• DATASET ENTRIES:
■ ■ ■

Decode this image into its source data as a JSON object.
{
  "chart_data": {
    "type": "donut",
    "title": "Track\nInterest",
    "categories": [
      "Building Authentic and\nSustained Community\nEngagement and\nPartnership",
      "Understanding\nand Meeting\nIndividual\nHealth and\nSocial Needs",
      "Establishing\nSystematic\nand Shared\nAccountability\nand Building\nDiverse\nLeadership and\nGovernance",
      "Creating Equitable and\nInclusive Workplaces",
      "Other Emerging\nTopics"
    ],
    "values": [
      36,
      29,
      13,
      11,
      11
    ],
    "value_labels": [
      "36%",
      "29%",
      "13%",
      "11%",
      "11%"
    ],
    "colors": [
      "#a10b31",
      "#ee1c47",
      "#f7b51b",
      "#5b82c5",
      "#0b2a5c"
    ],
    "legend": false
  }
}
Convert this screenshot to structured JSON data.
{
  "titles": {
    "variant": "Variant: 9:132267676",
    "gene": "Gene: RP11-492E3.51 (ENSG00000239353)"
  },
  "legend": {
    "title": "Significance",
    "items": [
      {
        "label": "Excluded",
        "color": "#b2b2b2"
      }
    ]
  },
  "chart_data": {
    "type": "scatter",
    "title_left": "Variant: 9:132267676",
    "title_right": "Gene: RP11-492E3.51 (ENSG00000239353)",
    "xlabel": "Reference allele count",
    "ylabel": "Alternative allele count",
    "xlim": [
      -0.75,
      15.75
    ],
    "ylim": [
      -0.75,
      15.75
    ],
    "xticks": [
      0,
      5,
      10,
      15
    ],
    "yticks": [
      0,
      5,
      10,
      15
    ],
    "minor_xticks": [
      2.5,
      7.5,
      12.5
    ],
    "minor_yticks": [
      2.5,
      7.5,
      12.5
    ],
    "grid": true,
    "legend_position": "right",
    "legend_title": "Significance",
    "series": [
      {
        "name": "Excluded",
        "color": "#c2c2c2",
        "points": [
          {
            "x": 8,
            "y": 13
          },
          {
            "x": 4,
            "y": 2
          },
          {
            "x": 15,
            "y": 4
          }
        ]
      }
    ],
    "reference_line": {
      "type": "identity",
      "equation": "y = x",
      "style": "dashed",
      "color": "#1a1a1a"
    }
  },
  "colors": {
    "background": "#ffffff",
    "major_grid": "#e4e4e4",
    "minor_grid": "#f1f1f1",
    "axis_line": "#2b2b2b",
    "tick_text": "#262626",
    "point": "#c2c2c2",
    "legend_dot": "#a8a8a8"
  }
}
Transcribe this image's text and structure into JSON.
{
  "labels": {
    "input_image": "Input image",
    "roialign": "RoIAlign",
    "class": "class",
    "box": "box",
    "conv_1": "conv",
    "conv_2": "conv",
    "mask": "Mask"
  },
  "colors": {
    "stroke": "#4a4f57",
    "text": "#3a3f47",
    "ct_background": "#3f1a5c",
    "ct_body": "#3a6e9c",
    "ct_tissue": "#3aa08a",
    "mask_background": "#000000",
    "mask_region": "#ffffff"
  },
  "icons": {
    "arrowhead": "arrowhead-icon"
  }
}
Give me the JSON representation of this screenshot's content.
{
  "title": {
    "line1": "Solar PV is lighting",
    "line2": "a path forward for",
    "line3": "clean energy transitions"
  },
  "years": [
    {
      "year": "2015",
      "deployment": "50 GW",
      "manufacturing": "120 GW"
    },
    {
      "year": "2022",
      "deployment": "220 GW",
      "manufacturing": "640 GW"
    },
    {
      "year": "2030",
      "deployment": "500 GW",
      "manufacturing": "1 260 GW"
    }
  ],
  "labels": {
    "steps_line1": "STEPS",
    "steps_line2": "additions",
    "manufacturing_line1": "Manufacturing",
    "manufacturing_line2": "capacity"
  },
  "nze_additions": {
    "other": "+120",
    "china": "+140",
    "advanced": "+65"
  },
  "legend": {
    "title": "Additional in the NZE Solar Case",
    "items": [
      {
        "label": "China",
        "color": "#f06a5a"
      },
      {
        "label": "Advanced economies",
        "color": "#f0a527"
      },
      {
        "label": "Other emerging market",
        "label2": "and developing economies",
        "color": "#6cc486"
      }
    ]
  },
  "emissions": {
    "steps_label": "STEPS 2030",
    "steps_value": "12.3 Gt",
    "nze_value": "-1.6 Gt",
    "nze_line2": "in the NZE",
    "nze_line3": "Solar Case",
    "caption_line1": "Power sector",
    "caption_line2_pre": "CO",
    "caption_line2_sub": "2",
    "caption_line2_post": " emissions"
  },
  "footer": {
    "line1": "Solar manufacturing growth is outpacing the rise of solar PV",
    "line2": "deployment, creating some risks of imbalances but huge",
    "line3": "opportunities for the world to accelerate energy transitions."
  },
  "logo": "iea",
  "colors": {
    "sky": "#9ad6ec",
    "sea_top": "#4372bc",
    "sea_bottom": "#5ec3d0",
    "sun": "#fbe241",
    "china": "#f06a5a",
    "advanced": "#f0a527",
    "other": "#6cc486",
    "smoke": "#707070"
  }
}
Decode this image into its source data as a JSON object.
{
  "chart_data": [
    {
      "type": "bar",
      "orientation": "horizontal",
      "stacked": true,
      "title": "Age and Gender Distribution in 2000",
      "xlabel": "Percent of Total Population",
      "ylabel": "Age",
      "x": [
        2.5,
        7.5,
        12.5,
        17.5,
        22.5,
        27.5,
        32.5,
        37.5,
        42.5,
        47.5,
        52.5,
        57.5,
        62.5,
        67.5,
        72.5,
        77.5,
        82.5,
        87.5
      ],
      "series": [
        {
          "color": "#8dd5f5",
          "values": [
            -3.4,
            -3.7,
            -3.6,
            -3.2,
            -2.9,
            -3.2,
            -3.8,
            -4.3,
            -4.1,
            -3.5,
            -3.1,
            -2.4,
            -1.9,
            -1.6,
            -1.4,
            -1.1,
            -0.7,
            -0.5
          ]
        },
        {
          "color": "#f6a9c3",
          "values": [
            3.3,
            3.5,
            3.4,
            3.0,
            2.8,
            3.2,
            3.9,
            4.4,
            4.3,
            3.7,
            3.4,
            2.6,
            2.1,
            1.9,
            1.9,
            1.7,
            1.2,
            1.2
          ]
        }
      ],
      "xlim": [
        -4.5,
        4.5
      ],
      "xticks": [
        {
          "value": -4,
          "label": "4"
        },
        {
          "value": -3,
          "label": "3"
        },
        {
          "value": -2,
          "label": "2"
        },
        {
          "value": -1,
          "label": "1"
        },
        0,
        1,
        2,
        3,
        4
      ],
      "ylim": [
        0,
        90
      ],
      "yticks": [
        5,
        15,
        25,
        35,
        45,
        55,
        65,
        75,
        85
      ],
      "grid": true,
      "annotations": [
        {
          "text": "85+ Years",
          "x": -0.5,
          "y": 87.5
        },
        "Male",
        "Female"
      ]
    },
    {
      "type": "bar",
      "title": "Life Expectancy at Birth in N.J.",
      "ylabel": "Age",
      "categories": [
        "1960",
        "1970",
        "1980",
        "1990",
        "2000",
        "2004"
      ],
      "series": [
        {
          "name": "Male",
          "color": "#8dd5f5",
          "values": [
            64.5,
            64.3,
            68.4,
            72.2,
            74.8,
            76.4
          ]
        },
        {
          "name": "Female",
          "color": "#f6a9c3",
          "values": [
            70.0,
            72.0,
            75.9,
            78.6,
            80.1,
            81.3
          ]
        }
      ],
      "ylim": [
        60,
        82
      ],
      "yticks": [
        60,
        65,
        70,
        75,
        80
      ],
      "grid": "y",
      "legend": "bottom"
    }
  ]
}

■ ■ ■

• THE PROBLEM:
Lines that hold the word "Variant" are the ones to return, every one of them.

• REPLY TO THE TASK:
    "variant": "Variant: 9:132267676",
    "title_left": "Variant: 9:132267676",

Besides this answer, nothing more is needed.